* To do *
Transcribe all the entries word for word, skipping the pictures.

#### Information shown ####

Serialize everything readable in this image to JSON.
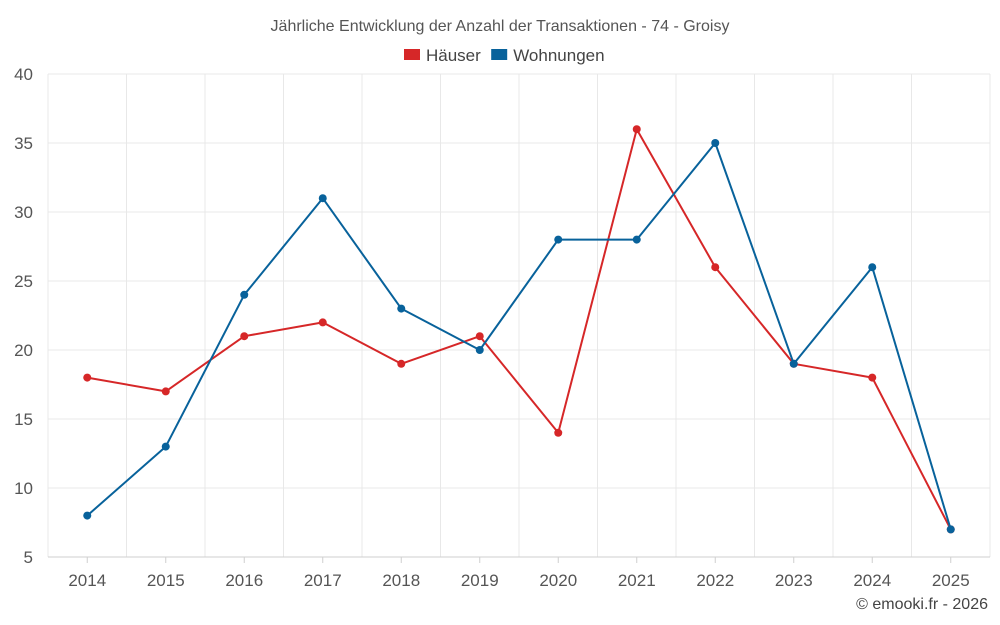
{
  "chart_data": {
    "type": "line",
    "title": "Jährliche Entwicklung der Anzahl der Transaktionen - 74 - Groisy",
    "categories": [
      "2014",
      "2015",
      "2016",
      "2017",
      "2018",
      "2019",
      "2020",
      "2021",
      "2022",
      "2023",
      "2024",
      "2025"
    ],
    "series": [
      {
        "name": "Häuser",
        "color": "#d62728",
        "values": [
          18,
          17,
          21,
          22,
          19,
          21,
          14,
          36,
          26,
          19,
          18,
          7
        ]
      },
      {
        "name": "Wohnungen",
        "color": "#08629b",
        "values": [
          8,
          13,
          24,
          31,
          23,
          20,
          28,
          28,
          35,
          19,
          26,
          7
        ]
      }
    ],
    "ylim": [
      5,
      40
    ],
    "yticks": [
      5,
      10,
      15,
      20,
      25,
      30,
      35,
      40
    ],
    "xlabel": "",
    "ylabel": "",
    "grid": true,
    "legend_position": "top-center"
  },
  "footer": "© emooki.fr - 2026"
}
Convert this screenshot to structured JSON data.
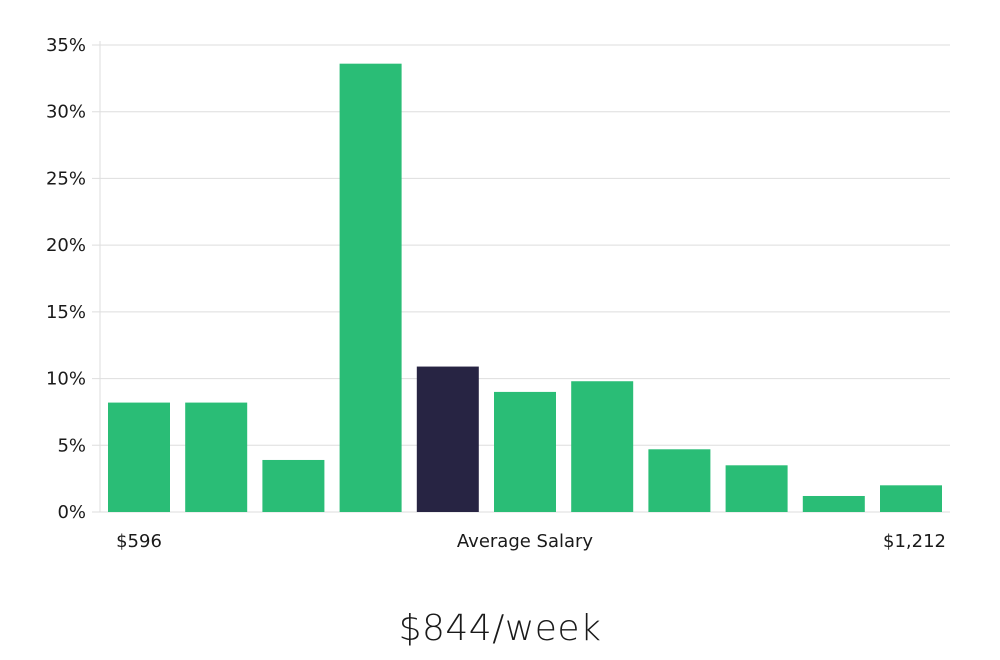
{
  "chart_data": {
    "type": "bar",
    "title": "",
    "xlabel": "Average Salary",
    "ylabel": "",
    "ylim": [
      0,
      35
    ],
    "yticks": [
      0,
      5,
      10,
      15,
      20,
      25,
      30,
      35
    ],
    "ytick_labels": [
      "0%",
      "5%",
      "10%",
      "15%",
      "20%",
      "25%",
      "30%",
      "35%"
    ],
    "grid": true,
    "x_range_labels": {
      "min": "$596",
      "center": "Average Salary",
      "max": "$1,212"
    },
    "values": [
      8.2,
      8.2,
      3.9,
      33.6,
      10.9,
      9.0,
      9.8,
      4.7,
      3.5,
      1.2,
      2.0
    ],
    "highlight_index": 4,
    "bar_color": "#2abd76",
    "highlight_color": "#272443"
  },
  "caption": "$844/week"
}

####

* Answer to this task *
Serialize everything readable in this image to JSON.
{
  "chart_data": {
    "type": "line",
    "title": "Jährliche Entwicklung der Anzahl der Transaktionen - 74 - Groisy",
    "categories": [
      "2014",
      "2015",
      "2016",
      "2017",
      "2018",
      "2019",
      "2020",
      "2021",
      "2022",
      "2023",
      "2024",
      "2025"
    ],
    "series": [
      {
        "name": "Häuser",
        "color": "#d62728",
        "values": [
          18,
          17,
          21,
          22,
          19,
          21,
          14,
          36,
          26,
          19,
          18,
          7
        ]
      },
      {
        "name": "Wohnungen",
        "color": "#08629b",
        "values": [
          8,
          13,
          24,
          31,
          23,
          20,
          28,
          28,
          35,
          19,
          26,
          7
        ]
      }
    ],
    "ylim": [
      5,
      40
    ],
    "yticks": [
      5,
      10,
      15,
      20,
      25,
      30,
      35,
      40
    ],
    "xlabel": "",
    "ylabel": "",
    "grid": true,
    "legend_position": "top-center"
  },
  "footer": "© emooki.fr - 2026"
}
Convert this screenshot to structured JSON data.
{
  "chart_data": {
    "type": "bar",
    "title": "",
    "xlabel": "Average Salary",
    "ylabel": "",
    "ylim": [
      0,
      35
    ],
    "yticks": [
      0,
      5,
      10,
      15,
      20,
      25,
      30,
      35
    ],
    "ytick_labels": [
      "0%",
      "5%",
      "10%",
      "15%",
      "20%",
      "25%",
      "30%",
      "35%"
    ],
    "grid": true,
    "x_range_labels": {
      "min": "$596",
      "center": "Average Salary",
      "max": "$1,212"
    },
    "values": [
      8.2,
      8.2,
      3.9,
      33.6,
      10.9,
      9.0,
      9.8,
      4.7,
      3.5,
      1.2,
      2.0
    ],
    "highlight_index": 4,
    "bar_color": "#2abd76",
    "highlight_color": "#272443"
  },
  "caption": "$844/week"
}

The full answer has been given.